Directions: Repeat all the records exactly, omitting pictures.

Provided material:
****************

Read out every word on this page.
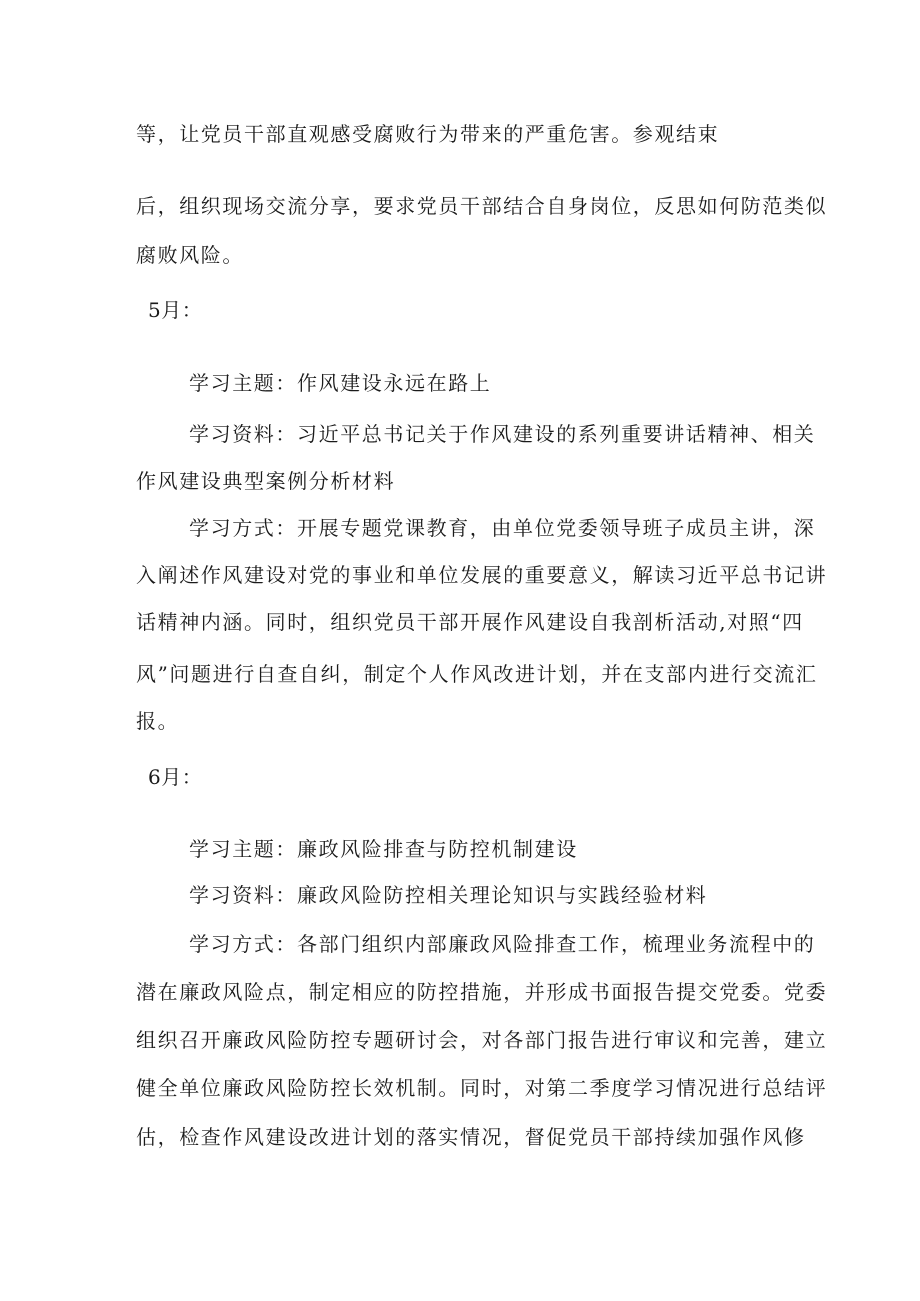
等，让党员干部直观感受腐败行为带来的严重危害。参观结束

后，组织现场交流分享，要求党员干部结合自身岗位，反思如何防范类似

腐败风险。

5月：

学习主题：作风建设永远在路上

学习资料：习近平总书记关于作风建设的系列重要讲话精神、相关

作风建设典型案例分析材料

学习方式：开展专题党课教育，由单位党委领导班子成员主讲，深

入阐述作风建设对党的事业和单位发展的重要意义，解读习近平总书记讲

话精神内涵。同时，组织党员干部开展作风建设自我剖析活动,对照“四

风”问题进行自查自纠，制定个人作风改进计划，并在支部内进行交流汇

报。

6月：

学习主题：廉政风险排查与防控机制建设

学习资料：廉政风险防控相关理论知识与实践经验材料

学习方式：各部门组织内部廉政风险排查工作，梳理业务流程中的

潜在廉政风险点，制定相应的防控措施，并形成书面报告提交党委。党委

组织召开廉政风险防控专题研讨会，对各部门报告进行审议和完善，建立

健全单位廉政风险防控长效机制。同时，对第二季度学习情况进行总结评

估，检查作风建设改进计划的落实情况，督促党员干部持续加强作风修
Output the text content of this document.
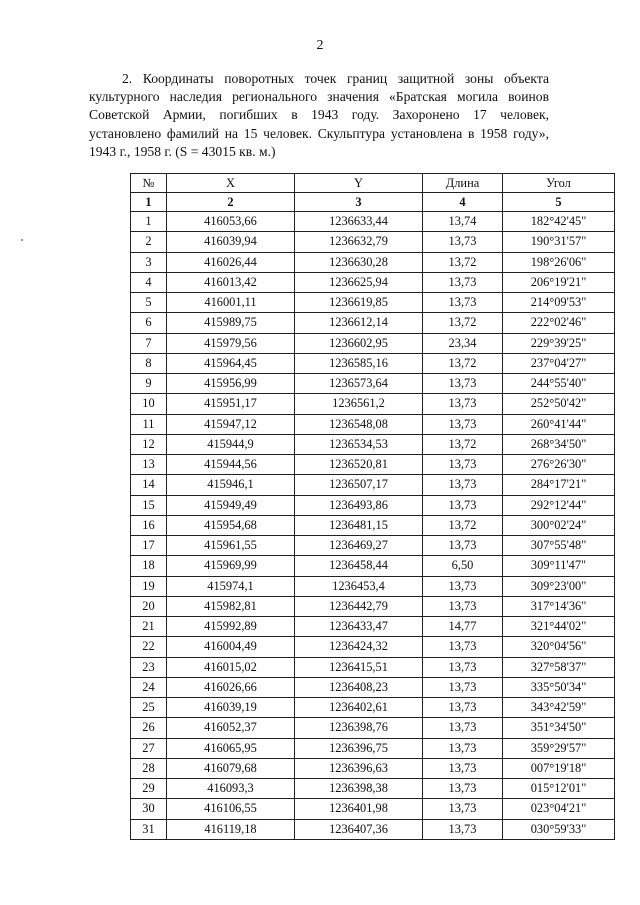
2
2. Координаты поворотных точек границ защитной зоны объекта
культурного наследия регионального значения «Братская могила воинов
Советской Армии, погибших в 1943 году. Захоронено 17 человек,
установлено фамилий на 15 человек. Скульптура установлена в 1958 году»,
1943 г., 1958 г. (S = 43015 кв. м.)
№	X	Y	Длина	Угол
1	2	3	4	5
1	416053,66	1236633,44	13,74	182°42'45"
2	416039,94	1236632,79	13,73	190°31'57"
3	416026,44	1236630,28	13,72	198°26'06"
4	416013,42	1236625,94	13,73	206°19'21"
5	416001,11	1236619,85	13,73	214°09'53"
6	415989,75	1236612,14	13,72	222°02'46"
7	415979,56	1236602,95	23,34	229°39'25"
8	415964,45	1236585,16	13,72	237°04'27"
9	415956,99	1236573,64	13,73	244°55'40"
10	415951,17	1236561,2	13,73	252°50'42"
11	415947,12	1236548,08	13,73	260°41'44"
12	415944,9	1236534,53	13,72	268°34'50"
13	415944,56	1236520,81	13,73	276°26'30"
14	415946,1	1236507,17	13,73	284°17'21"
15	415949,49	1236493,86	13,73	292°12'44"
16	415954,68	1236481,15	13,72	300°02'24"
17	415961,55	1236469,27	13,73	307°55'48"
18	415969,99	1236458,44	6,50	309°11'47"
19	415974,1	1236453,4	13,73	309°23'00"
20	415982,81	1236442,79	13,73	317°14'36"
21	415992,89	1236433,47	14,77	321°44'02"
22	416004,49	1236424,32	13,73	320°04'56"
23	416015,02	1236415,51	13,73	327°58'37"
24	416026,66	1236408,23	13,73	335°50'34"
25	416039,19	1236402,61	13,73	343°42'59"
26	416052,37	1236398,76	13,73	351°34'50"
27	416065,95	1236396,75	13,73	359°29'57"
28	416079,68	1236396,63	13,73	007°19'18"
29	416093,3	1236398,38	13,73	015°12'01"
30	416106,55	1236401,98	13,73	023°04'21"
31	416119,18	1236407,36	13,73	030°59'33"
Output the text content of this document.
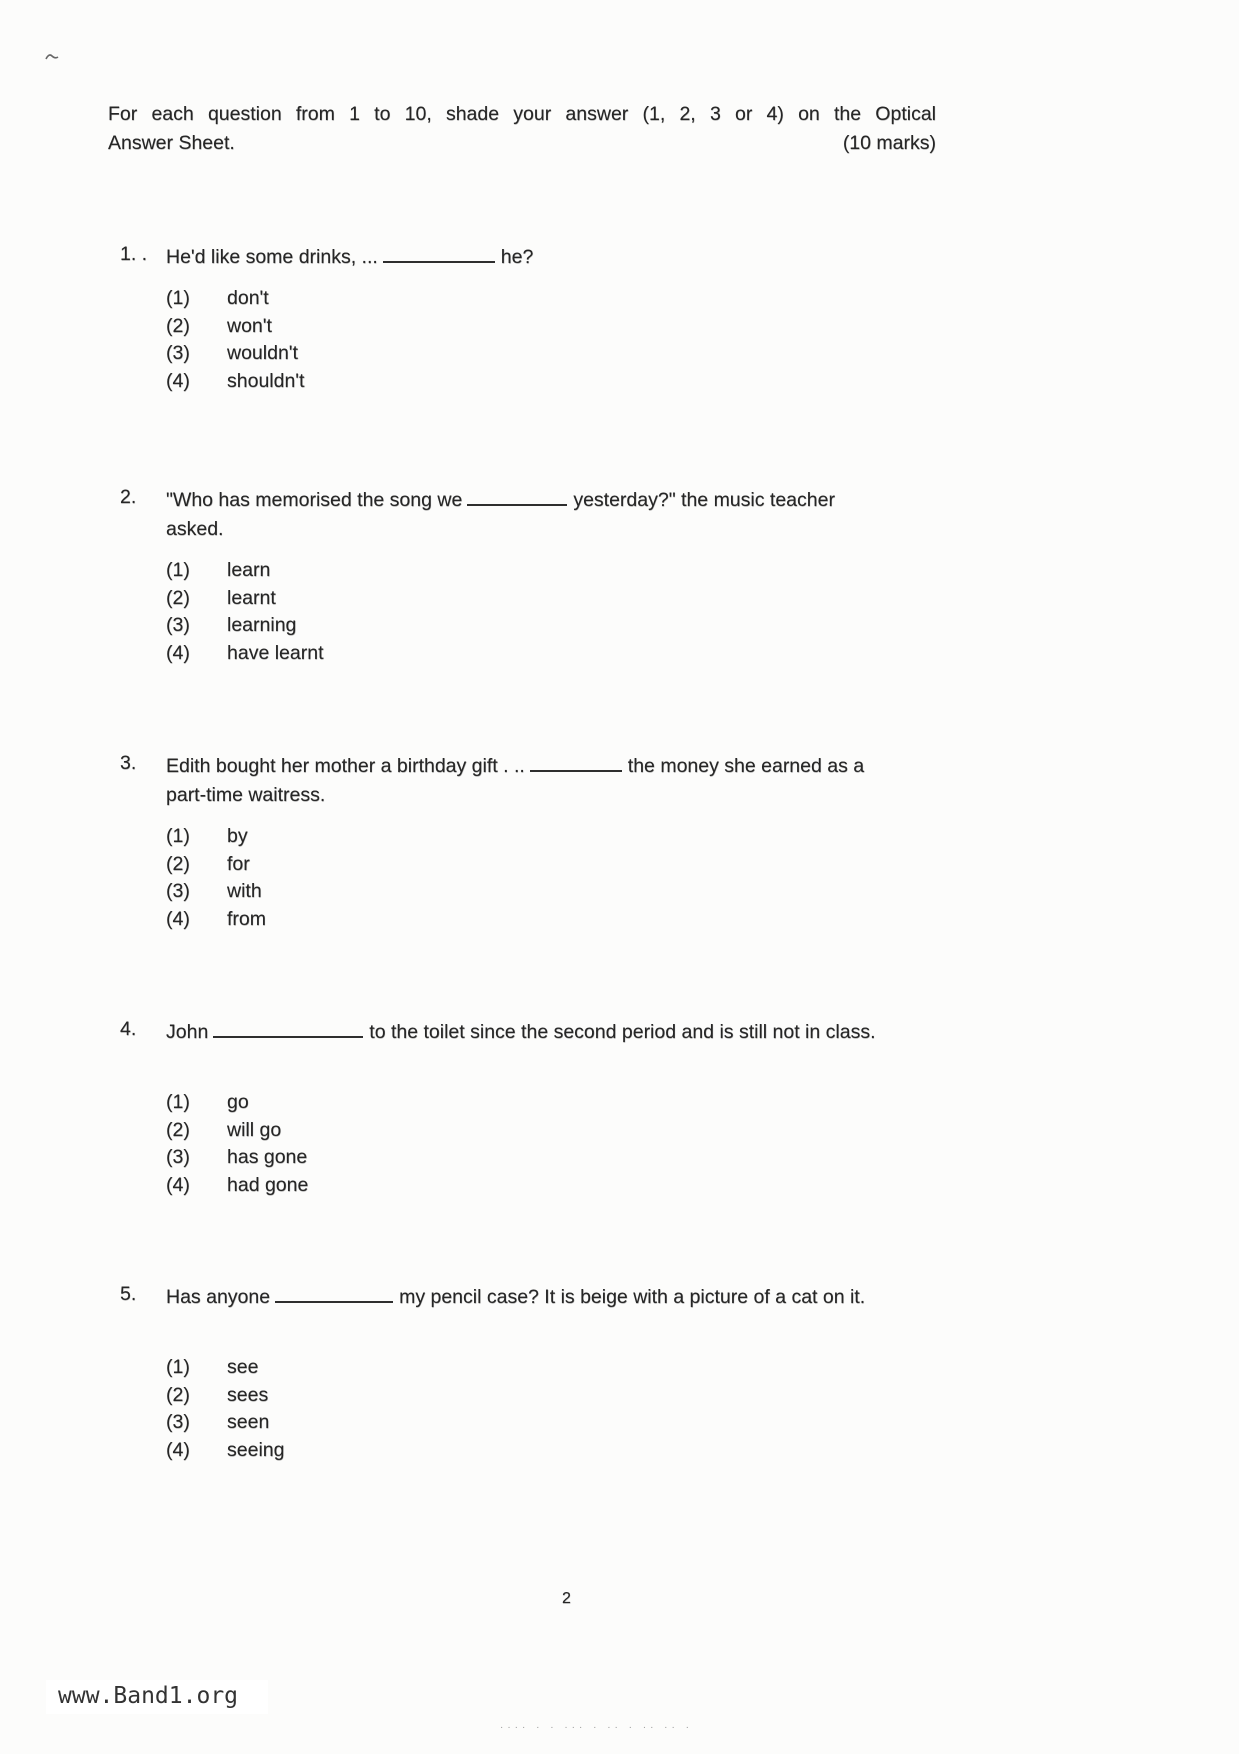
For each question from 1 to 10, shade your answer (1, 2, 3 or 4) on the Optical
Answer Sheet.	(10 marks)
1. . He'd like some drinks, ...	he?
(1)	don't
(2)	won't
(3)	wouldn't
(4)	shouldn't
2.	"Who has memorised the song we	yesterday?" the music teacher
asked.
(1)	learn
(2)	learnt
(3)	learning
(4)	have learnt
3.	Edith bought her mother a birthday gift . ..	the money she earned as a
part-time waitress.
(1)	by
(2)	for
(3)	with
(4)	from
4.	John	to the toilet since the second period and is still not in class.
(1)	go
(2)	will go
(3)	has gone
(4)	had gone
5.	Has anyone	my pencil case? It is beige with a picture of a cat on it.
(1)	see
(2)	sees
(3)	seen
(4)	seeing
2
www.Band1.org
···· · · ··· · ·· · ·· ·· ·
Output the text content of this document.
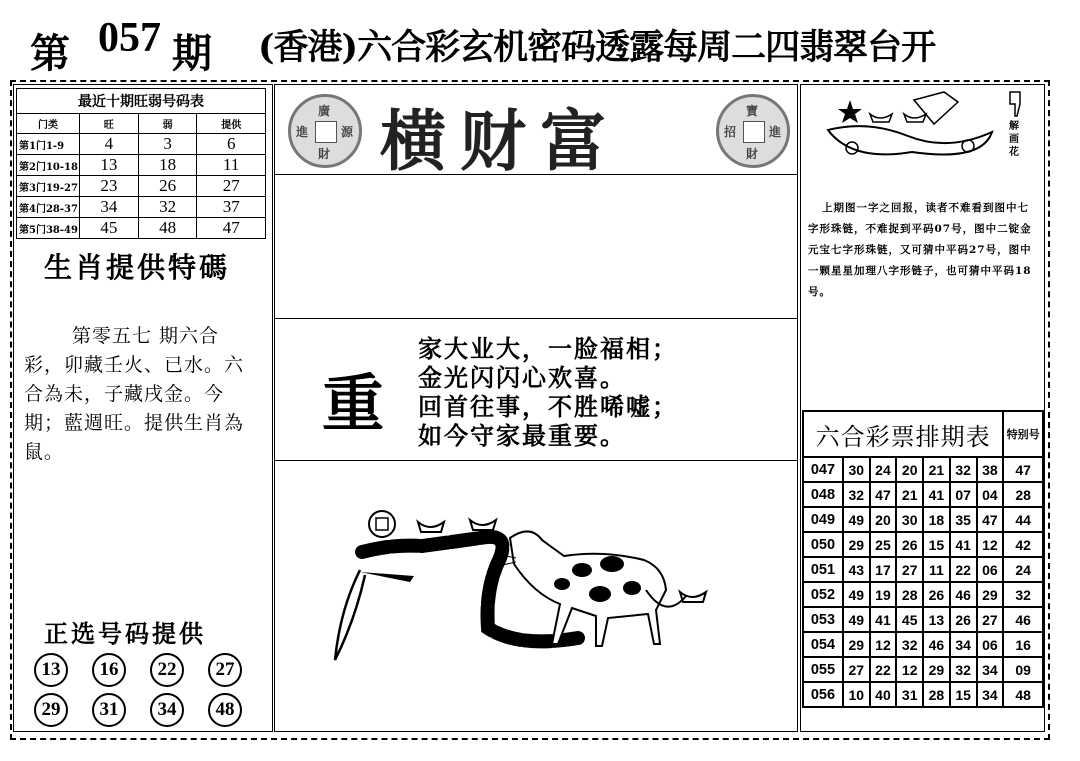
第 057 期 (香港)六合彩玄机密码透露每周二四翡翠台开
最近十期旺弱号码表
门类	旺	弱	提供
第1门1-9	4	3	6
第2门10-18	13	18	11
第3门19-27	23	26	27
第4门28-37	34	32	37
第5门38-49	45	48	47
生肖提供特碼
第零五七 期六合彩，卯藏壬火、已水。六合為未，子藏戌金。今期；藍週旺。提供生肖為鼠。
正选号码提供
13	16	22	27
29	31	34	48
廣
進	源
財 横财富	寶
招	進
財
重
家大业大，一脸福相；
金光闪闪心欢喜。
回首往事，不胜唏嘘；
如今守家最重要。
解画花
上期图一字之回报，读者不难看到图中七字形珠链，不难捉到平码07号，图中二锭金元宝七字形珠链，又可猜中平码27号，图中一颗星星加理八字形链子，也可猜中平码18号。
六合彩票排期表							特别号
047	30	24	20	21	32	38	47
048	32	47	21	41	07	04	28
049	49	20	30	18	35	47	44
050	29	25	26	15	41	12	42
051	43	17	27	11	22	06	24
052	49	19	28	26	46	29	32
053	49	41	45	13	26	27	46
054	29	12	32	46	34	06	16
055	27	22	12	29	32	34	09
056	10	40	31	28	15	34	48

****************

Exercise answer:
Read out every word on this page.
等，让党员干部直观感受腐败行为带来的严重危害。参观结束

后，组织现场交流分享，要求党员干部结合自身岗位，反思如何防范类似

腐败风险。

5月：

学习主题：作风建设永远在路上

学习资料：习近平总书记关于作风建设的系列重要讲话精神、相关

作风建设典型案例分析材料

学习方式：开展专题党课教育，由单位党委领导班子成员主讲，深

入阐述作风建设对党的事业和单位发展的重要意义，解读习近平总书记讲

话精神内涵。同时，组织党员干部开展作风建设自我剖析活动,对照“四

风”问题进行自查自纠，制定个人作风改进计划，并在支部内进行交流汇

报。

6月：

学习主题：廉政风险排查与防控机制建设

学习资料：廉政风险防控相关理论知识与实践经验材料

学习方式：各部门组织内部廉政风险排查工作，梳理业务流程中的

潜在廉政风险点，制定相应的防控措施，并形成书面报告提交党委。党委

组织召开廉政风险防控专题研讨会，对各部门报告进行审议和完善，建立

健全单位廉政风险防控长效机制。同时，对第二季度学习情况进行总结评

估，检查作风建设改进计划的落实情况，督促党员干部持续加强作风修
Output the text content of this document.
2
2. Координаты поворотных точек границ защитной зоны объекта
культурного наследия регионального значения «Братская могила воинов
Советской Армии, погибших в 1943 году. Захоронено 17 человек,
установлено фамилий на 15 человек. Скульптура установлена в 1958 году»,
1943 г., 1958 г. (S = 43015 кв. м.)
№	X	Y	Длина	Угол
1	2	3	4	5
1	416053,66	1236633,44	13,74	182°42'45"
2	416039,94	1236632,79	13,73	190°31'57"
3	416026,44	1236630,28	13,72	198°26'06"
4	416013,42	1236625,94	13,73	206°19'21"
5	416001,11	1236619,85	13,73	214°09'53"
6	415989,75	1236612,14	13,72	222°02'46"
7	415979,56	1236602,95	23,34	229°39'25"
8	415964,45	1236585,16	13,72	237°04'27"
9	415956,99	1236573,64	13,73	244°55'40"
10	415951,17	1236561,2	13,73	252°50'42"
11	415947,12	1236548,08	13,73	260°41'44"
12	415944,9	1236534,53	13,72	268°34'50"
13	415944,56	1236520,81	13,73	276°26'30"
14	415946,1	1236507,17	13,73	284°17'21"
15	415949,49	1236493,86	13,73	292°12'44"
16	415954,68	1236481,15	13,72	300°02'24"
17	415961,55	1236469,27	13,73	307°55'48"
18	415969,99	1236458,44	6,50	309°11'47"
19	415974,1	1236453,4	13,73	309°23'00"
20	415982,81	1236442,79	13,73	317°14'36"
21	415992,89	1236433,47	14,77	321°44'02"
22	416004,49	1236424,32	13,73	320°04'56"
23	416015,02	1236415,51	13,73	327°58'37"
24	416026,66	1236408,23	13,73	335°50'34"
25	416039,19	1236402,61	13,73	343°42'59"
26	416052,37	1236398,76	13,73	351°34'50"
27	416065,95	1236396,75	13,73	359°29'57"
28	416079,68	1236396,63	13,73	007°19'18"
29	416093,3	1236398,38	13,73	015°12'01"
30	416106,55	1236401,98	13,73	023°04'21"
31	416119,18	1236407,36	13,73	030°59'33"
Output the text content of this document.
For each question from 1 to 10, shade your answer (1, 2, 3 or 4) on the Optical
Answer Sheet.	(10 marks)
1. . He'd like some drinks, ...	he?
(1)	don't
(2)	won't
(3)	wouldn't
(4)	shouldn't
2.	"Who has memorised the song we	yesterday?" the music teacher
asked.
(1)	learn
(2)	learnt
(3)	learning
(4)	have learnt
3.	Edith bought her mother a birthday gift . ..	the money she earned as a
part-time waitress.
(1)	by
(2)	for
(3)	with
(4)	from
4.	John	to the toilet since the second period and is still not in class.
(1)	go
(2)	will go
(3)	has gone
(4)	had gone
5.	Has anyone	my pencil case? It is beige with a picture of a cat on it.
(1)	see
(2)	sees
(3)	seen
(4)	seeing
2
www.Band1.org
···· · · ··· · ·· · ·· ·· ·
Output the text content of this document.
第 057 期 (香港)六合彩玄机密码透露每周二四翡翠台开
最近十期旺弱号码表
门类	旺	弱	提供
第1门1-9	4	3	6
第2门10-18	13	18	11
第3门19-27	23	26	27
第4门28-37	34	32	37
第5门38-49	45	48	47
生肖提供特碼
第零五七 期六合彩，卯藏壬火、已水。六合為未，子藏戌金。今期；藍週旺。提供生肖為鼠。
正选号码提供
13	16	22	27
29	31	34	48
廣
進	源
財 横财富	寶
招	進
財
重
家大业大，一脸福相；
金光闪闪心欢喜。
回首往事，不胜唏嘘；
如今守家最重要。
解画花
上期图一字之回报，读者不难看到图中七字形珠链，不难捉到平码07号，图中二锭金元宝七字形珠链，又可猜中平码27号，图中一颗星星加理八字形链子，也可猜中平码18号。
六合彩票排期表							特别号
047	30	24	20	21	32	38	47
048	32	47	21	41	07	04	28
049	49	20	30	18	35	47	44
050	29	25	26	15	41	12	42
051	43	17	27	11	22	06	24
052	49	19	28	26	46	29	32
053	49	41	45	13	26	27	46
054	29	12	32	46	34	06	16
055	27	22	12	29	32	34	09
056	10	40	31	28	15	34	48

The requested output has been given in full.